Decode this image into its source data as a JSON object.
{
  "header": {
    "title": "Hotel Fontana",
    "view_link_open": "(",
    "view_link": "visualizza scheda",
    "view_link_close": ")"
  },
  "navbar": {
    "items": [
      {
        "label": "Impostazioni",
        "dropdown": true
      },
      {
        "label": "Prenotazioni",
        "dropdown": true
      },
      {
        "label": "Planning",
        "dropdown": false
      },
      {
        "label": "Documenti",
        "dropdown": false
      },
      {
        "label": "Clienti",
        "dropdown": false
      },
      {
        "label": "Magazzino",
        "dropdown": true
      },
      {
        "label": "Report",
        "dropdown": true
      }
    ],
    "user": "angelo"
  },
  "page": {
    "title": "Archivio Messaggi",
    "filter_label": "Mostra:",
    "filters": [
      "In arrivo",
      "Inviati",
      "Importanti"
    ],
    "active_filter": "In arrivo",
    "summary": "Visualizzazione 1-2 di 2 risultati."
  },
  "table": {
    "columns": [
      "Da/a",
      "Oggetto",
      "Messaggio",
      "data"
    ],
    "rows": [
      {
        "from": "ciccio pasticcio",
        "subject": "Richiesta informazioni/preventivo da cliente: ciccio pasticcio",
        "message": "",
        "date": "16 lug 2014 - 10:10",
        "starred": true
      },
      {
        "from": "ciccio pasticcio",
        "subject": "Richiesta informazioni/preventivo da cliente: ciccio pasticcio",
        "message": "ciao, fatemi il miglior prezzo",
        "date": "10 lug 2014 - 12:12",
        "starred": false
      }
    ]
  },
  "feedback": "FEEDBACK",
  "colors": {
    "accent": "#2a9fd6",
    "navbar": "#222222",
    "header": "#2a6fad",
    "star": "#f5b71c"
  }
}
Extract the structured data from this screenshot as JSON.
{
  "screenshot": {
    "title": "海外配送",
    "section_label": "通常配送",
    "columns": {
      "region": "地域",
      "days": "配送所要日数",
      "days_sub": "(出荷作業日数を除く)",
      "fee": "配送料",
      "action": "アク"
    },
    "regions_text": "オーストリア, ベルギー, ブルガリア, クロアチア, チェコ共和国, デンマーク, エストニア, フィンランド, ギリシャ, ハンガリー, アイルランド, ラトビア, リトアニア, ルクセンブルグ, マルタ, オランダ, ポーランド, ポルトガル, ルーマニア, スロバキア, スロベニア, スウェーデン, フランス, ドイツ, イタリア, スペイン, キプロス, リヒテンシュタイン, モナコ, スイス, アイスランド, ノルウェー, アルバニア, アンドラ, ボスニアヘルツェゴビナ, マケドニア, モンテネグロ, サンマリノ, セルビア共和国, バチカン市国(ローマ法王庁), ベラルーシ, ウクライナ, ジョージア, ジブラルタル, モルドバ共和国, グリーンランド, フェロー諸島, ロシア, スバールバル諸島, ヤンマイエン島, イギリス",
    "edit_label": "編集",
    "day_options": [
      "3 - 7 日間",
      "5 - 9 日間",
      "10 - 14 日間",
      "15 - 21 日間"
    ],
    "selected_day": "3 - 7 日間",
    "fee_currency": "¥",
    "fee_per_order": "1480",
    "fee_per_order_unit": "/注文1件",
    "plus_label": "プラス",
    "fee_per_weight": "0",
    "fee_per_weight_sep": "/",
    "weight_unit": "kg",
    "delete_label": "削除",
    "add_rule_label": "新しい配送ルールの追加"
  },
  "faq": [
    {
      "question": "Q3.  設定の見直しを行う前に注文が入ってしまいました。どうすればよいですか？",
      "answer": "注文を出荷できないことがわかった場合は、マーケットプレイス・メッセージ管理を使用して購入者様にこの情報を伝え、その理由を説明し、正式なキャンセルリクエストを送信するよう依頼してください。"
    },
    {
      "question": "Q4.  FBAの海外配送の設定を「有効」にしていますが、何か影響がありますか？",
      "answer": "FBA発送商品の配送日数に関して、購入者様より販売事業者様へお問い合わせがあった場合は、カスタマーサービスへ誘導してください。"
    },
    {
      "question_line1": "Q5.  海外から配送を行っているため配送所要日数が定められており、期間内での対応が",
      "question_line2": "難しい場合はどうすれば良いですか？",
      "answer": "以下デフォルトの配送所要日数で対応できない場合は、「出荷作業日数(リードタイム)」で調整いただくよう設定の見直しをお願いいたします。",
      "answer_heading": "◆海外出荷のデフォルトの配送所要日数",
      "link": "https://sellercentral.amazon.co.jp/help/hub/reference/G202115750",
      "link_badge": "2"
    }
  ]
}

THE EXERCISE
Print the listing above in full, exactly as it is.

COMPLETE ANSWER
Decode this image into its source data as a JSON object.
{
  "header": {
    "title": "Hotel Fontana",
    "view_link_open": "(",
    "view_link": "visualizza scheda",
    "view_link_close": ")"
  },
  "navbar": {
    "items": [
      {
        "label": "Impostazioni",
        "dropdown": true
      },
      {
        "label": "Prenotazioni",
        "dropdown": true
      },
      {
        "label": "Planning",
        "dropdown": false
      },
      {
        "label": "Documenti",
        "dropdown": false
      },
      {
        "label": "Clienti",
        "dropdown": false
      },
      {
        "label": "Magazzino",
        "dropdown": true
      },
      {
        "label": "Report",
        "dropdown": true
      }
    ],
    "user": "angelo"
  },
  "page": {
    "title": "Archivio Messaggi",
    "filter_label": "Mostra:",
    "filters": [
      "In arrivo",
      "Inviati",
      "Importanti"
    ],
    "active_filter": "In arrivo",
    "summary": "Visualizzazione 1-2 di 2 risultati."
  },
  "table": {
    "columns": [
      "Da/a",
      "Oggetto",
      "Messaggio",
      "data"
    ],
    "rows": [
      {
        "from": "ciccio pasticcio",
        "subject": "Richiesta informazioni/preventivo da cliente: ciccio pasticcio",
        "message": "",
        "date": "16 lug 2014 - 10:10",
        "starred": true
      },
      {
        "from": "ciccio pasticcio",
        "subject": "Richiesta informazioni/preventivo da cliente: ciccio pasticcio",
        "message": "ciao, fatemi il miglior prezzo",
        "date": "10 lug 2014 - 12:12",
        "starred": false
      }
    ]
  },
  "feedback": "FEEDBACK",
  "colors": {
    "accent": "#2a9fd6",
    "navbar": "#222222",
    "header": "#2a6fad",
    "star": "#f5b71c"
  }
}
Extract the structured data from this screenshot as JSON.
{
  "screenshot": {
    "title": "海外配送",
    "section_label": "通常配送",
    "columns": {
      "region": "地域",
      "days": "配送所要日数",
      "days_sub": "(出荷作業日数を除く)",
      "fee": "配送料",
      "action": "アク"
    },
    "regions_text": "オーストリア, ベルギー, ブルガリア, クロアチア, チェコ共和国, デンマーク, エストニア, フィンランド, ギリシャ, ハンガリー, アイルランド, ラトビア, リトアニア, ルクセンブルグ, マルタ, オランダ, ポーランド, ポルトガル, ルーマニア, スロバキア, スロベニア, スウェーデン, フランス, ドイツ, イタリア, スペイン, キプロス, リヒテンシュタイン, モナコ, スイス, アイスランド, ノルウェー, アルバニア, アンドラ, ボスニアヘルツェゴビナ, マケドニア, モンテネグロ, サンマリノ, セルビア共和国, バチカン市国(ローマ法王庁), ベラルーシ, ウクライナ, ジョージア, ジブラルタル, モルドバ共和国, グリーンランド, フェロー諸島, ロシア, スバールバル諸島, ヤンマイエン島, イギリス",
    "edit_label": "編集",
    "day_options": [
      "3 - 7 日間",
      "5 - 9 日間",
      "10 - 14 日間",
      "15 - 21 日間"
    ],
    "selected_day": "3 - 7 日間",
    "fee_currency": "¥",
    "fee_per_order": "1480",
    "fee_per_order_unit": "/注文1件",
    "plus_label": "プラス",
    "fee_per_weight": "0",
    "fee_per_weight_sep": "/",
    "weight_unit": "kg",
    "delete_label": "削除",
    "add_rule_label": "新しい配送ルールの追加"
  },
  "faq": [
    {
      "question": "Q3.  設定の見直しを行う前に注文が入ってしまいました。どうすればよいですか？",
      "answer": "注文を出荷できないことがわかった場合は、マーケットプレイス・メッセージ管理を使用して購入者様にこの情報を伝え、その理由を説明し、正式なキャンセルリクエストを送信するよう依頼してください。"
    },
    {
      "question": "Q4.  FBAの海外配送の設定を「有効」にしていますが、何か影響がありますか？",
      "answer": "FBA発送商品の配送日数に関して、購入者様より販売事業者様へお問い合わせがあった場合は、カスタマーサービスへ誘導してください。"
    },
    {
      "question_line1": "Q5.  海外から配送を行っているため配送所要日数が定められており、期間内での対応が",
      "question_line2": "難しい場合はどうすれば良いですか？",
      "answer": "以下デフォルトの配送所要日数で対応できない場合は、「出荷作業日数(リードタイム)」で調整いただくよう設定の見直しをお願いいたします。",
      "answer_heading": "◆海外出荷のデフォルトの配送所要日数",
      "link": "https://sellercentral.amazon.co.jp/help/hub/reference/G202115750",
      "link_badge": "2"
    }
  ]
}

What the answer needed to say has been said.